[Entries from a visual dataset]
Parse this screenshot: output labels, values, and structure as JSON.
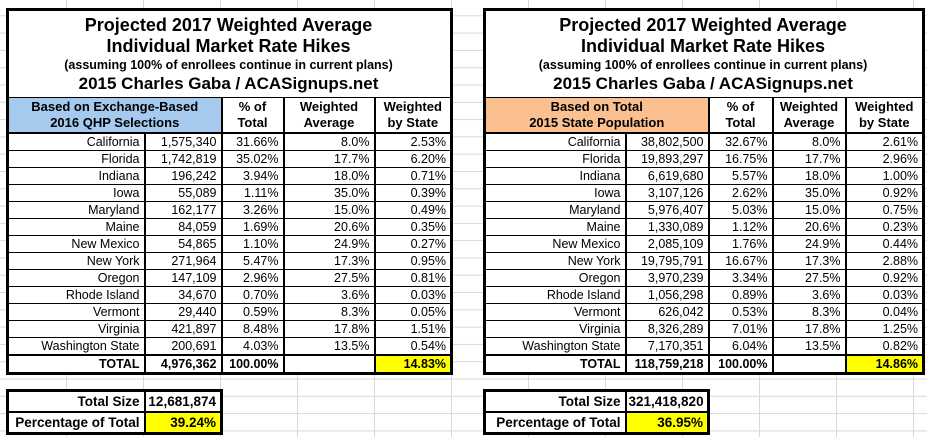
{
  "title": {
    "line1": "Projected 2017 Weighted Average",
    "line2": "Individual Market Rate Hikes",
    "line3": "(assuming 100% of enrollees continue in current plans)",
    "line4": "2015 Charles Gaba / ACASignups.net"
  },
  "columns": {
    "pct1": "% of",
    "pct2": "Total",
    "wavg1": "Weighted",
    "wavg2": "Average",
    "wstate1": "Weighted",
    "wstate2": "by State"
  },
  "colors": {
    "blue_header": "#A6C9EE",
    "orange_header": "#FAC090",
    "highlight_yellow": "#FFFF00",
    "grid_line": "#D8D8D8"
  },
  "left_table": {
    "basis_line1": "Based on Exchange-Based",
    "basis_line2": "2016 QHP Selections",
    "rows": [
      {
        "state": "California",
        "size": "1,575,340",
        "pct": "31.66%",
        "wavg": "8.0%",
        "wstate": "2.53%"
      },
      {
        "state": "Florida",
        "size": "1,742,819",
        "pct": "35.02%",
        "wavg": "17.7%",
        "wstate": "6.20%"
      },
      {
        "state": "Indiana",
        "size": "196,242",
        "pct": "3.94%",
        "wavg": "18.0%",
        "wstate": "0.71%"
      },
      {
        "state": "Iowa",
        "size": "55,089",
        "pct": "1.11%",
        "wavg": "35.0%",
        "wstate": "0.39%"
      },
      {
        "state": "Maryland",
        "size": "162,177",
        "pct": "3.26%",
        "wavg": "15.0%",
        "wstate": "0.49%"
      },
      {
        "state": "Maine",
        "size": "84,059",
        "pct": "1.69%",
        "wavg": "20.6%",
        "wstate": "0.35%"
      },
      {
        "state": "New Mexico",
        "size": "54,865",
        "pct": "1.10%",
        "wavg": "24.9%",
        "wstate": "0.27%"
      },
      {
        "state": "New York",
        "size": "271,964",
        "pct": "5.47%",
        "wavg": "17.3%",
        "wstate": "0.95%"
      },
      {
        "state": "Oregon",
        "size": "147,109",
        "pct": "2.96%",
        "wavg": "27.5%",
        "wstate": "0.81%"
      },
      {
        "state": "Rhode Island",
        "size": "34,670",
        "pct": "0.70%",
        "wavg": "3.6%",
        "wstate": "0.03%"
      },
      {
        "state": "Vermont",
        "size": "29,440",
        "pct": "0.59%",
        "wavg": "8.3%",
        "wstate": "0.05%"
      },
      {
        "state": "Virginia",
        "size": "421,897",
        "pct": "8.48%",
        "wavg": "17.8%",
        "wstate": "1.51%"
      },
      {
        "state": "Washington State",
        "size": "200,691",
        "pct": "4.03%",
        "wavg": "13.5%",
        "wstate": "0.54%"
      }
    ],
    "total": {
      "label": "TOTAL",
      "size": "4,976,362",
      "pct": "100.00%",
      "wavg": "",
      "wstate": "14.83%"
    },
    "summary": {
      "size_label": "Total Size",
      "size_value": "12,681,874",
      "pct_label": "Percentage of Total",
      "pct_value": "39.24%"
    }
  },
  "right_table": {
    "basis_line1": "Based on Total",
    "basis_line2": "2015 State Population",
    "rows": [
      {
        "state": "California",
        "size": "38,802,500",
        "pct": "32.67%",
        "wavg": "8.0%",
        "wstate": "2.61%"
      },
      {
        "state": "Florida",
        "size": "19,893,297",
        "pct": "16.75%",
        "wavg": "17.7%",
        "wstate": "2.96%"
      },
      {
        "state": "Indiana",
        "size": "6,619,680",
        "pct": "5.57%",
        "wavg": "18.0%",
        "wstate": "1.00%"
      },
      {
        "state": "Iowa",
        "size": "3,107,126",
        "pct": "2.62%",
        "wavg": "35.0%",
        "wstate": "0.92%"
      },
      {
        "state": "Maryland",
        "size": "5,976,407",
        "pct": "5.03%",
        "wavg": "15.0%",
        "wstate": "0.75%"
      },
      {
        "state": "Maine",
        "size": "1,330,089",
        "pct": "1.12%",
        "wavg": "20.6%",
        "wstate": "0.23%"
      },
      {
        "state": "New Mexico",
        "size": "2,085,109",
        "pct": "1.76%",
        "wavg": "24.9%",
        "wstate": "0.44%"
      },
      {
        "state": "New York",
        "size": "19,795,791",
        "pct": "16.67%",
        "wavg": "17.3%",
        "wstate": "2.88%"
      },
      {
        "state": "Oregon",
        "size": "3,970,239",
        "pct": "3.34%",
        "wavg": "27.5%",
        "wstate": "0.92%"
      },
      {
        "state": "Rhode Island",
        "size": "1,056,298",
        "pct": "0.89%",
        "wavg": "3.6%",
        "wstate": "0.03%"
      },
      {
        "state": "Vermont",
        "size": "626,042",
        "pct": "0.53%",
        "wavg": "8.3%",
        "wstate": "0.04%"
      },
      {
        "state": "Virginia",
        "size": "8,326,289",
        "pct": "7.01%",
        "wavg": "17.8%",
        "wstate": "1.25%"
      },
      {
        "state": "Washington State",
        "size": "7,170,351",
        "pct": "6.04%",
        "wavg": "13.5%",
        "wstate": "0.82%"
      }
    ],
    "total": {
      "label": "TOTAL",
      "size": "118,759,218",
      "pct": "100.00%",
      "wavg": "",
      "wstate": "14.86%"
    },
    "summary": {
      "size_label": "Total Size",
      "size_value": "321,418,820",
      "pct_label": "Percentage of Total",
      "pct_value": "36.95%"
    }
  }
}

» What the task requires:
Retype the listing exactly. Pictures do not belong in the copy.

» Exercise solution:
Parse this screenshot: output labels, values, and structure as JSON.
{
  "title": {
    "line1": "Projected 2017 Weighted Average",
    "line2": "Individual Market Rate Hikes",
    "line3": "(assuming 100% of enrollees continue in current plans)",
    "line4": "2015 Charles Gaba / ACASignups.net"
  },
  "columns": {
    "pct1": "% of",
    "pct2": "Total",
    "wavg1": "Weighted",
    "wavg2": "Average",
    "wstate1": "Weighted",
    "wstate2": "by State"
  },
  "colors": {
    "blue_header": "#A6C9EE",
    "orange_header": "#FAC090",
    "highlight_yellow": "#FFFF00",
    "grid_line": "#D8D8D8"
  },
  "left_table": {
    "basis_line1": "Based on Exchange-Based",
    "basis_line2": "2016 QHP Selections",
    "rows": [
      {
        "state": "California",
        "size": "1,575,340",
        "pct": "31.66%",
        "wavg": "8.0%",
        "wstate": "2.53%"
      },
      {
        "state": "Florida",
        "size": "1,742,819",
        "pct": "35.02%",
        "wavg": "17.7%",
        "wstate": "6.20%"
      },
      {
        "state": "Indiana",
        "size": "196,242",
        "pct": "3.94%",
        "wavg": "18.0%",
        "wstate": "0.71%"
      },
      {
        "state": "Iowa",
        "size": "55,089",
        "pct": "1.11%",
        "wavg": "35.0%",
        "wstate": "0.39%"
      },
      {
        "state": "Maryland",
        "size": "162,177",
        "pct": "3.26%",
        "wavg": "15.0%",
        "wstate": "0.49%"
      },
      {
        "state": "Maine",
        "size": "84,059",
        "pct": "1.69%",
        "wavg": "20.6%",
        "wstate": "0.35%"
      },
      {
        "state": "New Mexico",
        "size": "54,865",
        "pct": "1.10%",
        "wavg": "24.9%",
        "wstate": "0.27%"
      },
      {
        "state": "New York",
        "size": "271,964",
        "pct": "5.47%",
        "wavg": "17.3%",
        "wstate": "0.95%"
      },
      {
        "state": "Oregon",
        "size": "147,109",
        "pct": "2.96%",
        "wavg": "27.5%",
        "wstate": "0.81%"
      },
      {
        "state": "Rhode Island",
        "size": "34,670",
        "pct": "0.70%",
        "wavg": "3.6%",
        "wstate": "0.03%"
      },
      {
        "state": "Vermont",
        "size": "29,440",
        "pct": "0.59%",
        "wavg": "8.3%",
        "wstate": "0.05%"
      },
      {
        "state": "Virginia",
        "size": "421,897",
        "pct": "8.48%",
        "wavg": "17.8%",
        "wstate": "1.51%"
      },
      {
        "state": "Washington State",
        "size": "200,691",
        "pct": "4.03%",
        "wavg": "13.5%",
        "wstate": "0.54%"
      }
    ],
    "total": {
      "label": "TOTAL",
      "size": "4,976,362",
      "pct": "100.00%",
      "wavg": "",
      "wstate": "14.83%"
    },
    "summary": {
      "size_label": "Total Size",
      "size_value": "12,681,874",
      "pct_label": "Percentage of Total",
      "pct_value": "39.24%"
    }
  },
  "right_table": {
    "basis_line1": "Based on Total",
    "basis_line2": "2015 State Population",
    "rows": [
      {
        "state": "California",
        "size": "38,802,500",
        "pct": "32.67%",
        "wavg": "8.0%",
        "wstate": "2.61%"
      },
      {
        "state": "Florida",
        "size": "19,893,297",
        "pct": "16.75%",
        "wavg": "17.7%",
        "wstate": "2.96%"
      },
      {
        "state": "Indiana",
        "size": "6,619,680",
        "pct": "5.57%",
        "wavg": "18.0%",
        "wstate": "1.00%"
      },
      {
        "state": "Iowa",
        "size": "3,107,126",
        "pct": "2.62%",
        "wavg": "35.0%",
        "wstate": "0.92%"
      },
      {
        "state": "Maryland",
        "size": "5,976,407",
        "pct": "5.03%",
        "wavg": "15.0%",
        "wstate": "0.75%"
      },
      {
        "state": "Maine",
        "size": "1,330,089",
        "pct": "1.12%",
        "wavg": "20.6%",
        "wstate": "0.23%"
      },
      {
        "state": "New Mexico",
        "size": "2,085,109",
        "pct": "1.76%",
        "wavg": "24.9%",
        "wstate": "0.44%"
      },
      {
        "state": "New York",
        "size": "19,795,791",
        "pct": "16.67%",
        "wavg": "17.3%",
        "wstate": "2.88%"
      },
      {
        "state": "Oregon",
        "size": "3,970,239",
        "pct": "3.34%",
        "wavg": "27.5%",
        "wstate": "0.92%"
      },
      {
        "state": "Rhode Island",
        "size": "1,056,298",
        "pct": "0.89%",
        "wavg": "3.6%",
        "wstate": "0.03%"
      },
      {
        "state": "Vermont",
        "size": "626,042",
        "pct": "0.53%",
        "wavg": "8.3%",
        "wstate": "0.04%"
      },
      {
        "state": "Virginia",
        "size": "8,326,289",
        "pct": "7.01%",
        "wavg": "17.8%",
        "wstate": "1.25%"
      },
      {
        "state": "Washington State",
        "size": "7,170,351",
        "pct": "6.04%",
        "wavg": "13.5%",
        "wstate": "0.82%"
      }
    ],
    "total": {
      "label": "TOTAL",
      "size": "118,759,218",
      "pct": "100.00%",
      "wavg": "",
      "wstate": "14.86%"
    },
    "summary": {
      "size_label": "Total Size",
      "size_value": "321,418,820",
      "pct_label": "Percentage of Total",
      "pct_value": "36.95%"
    }
  }
}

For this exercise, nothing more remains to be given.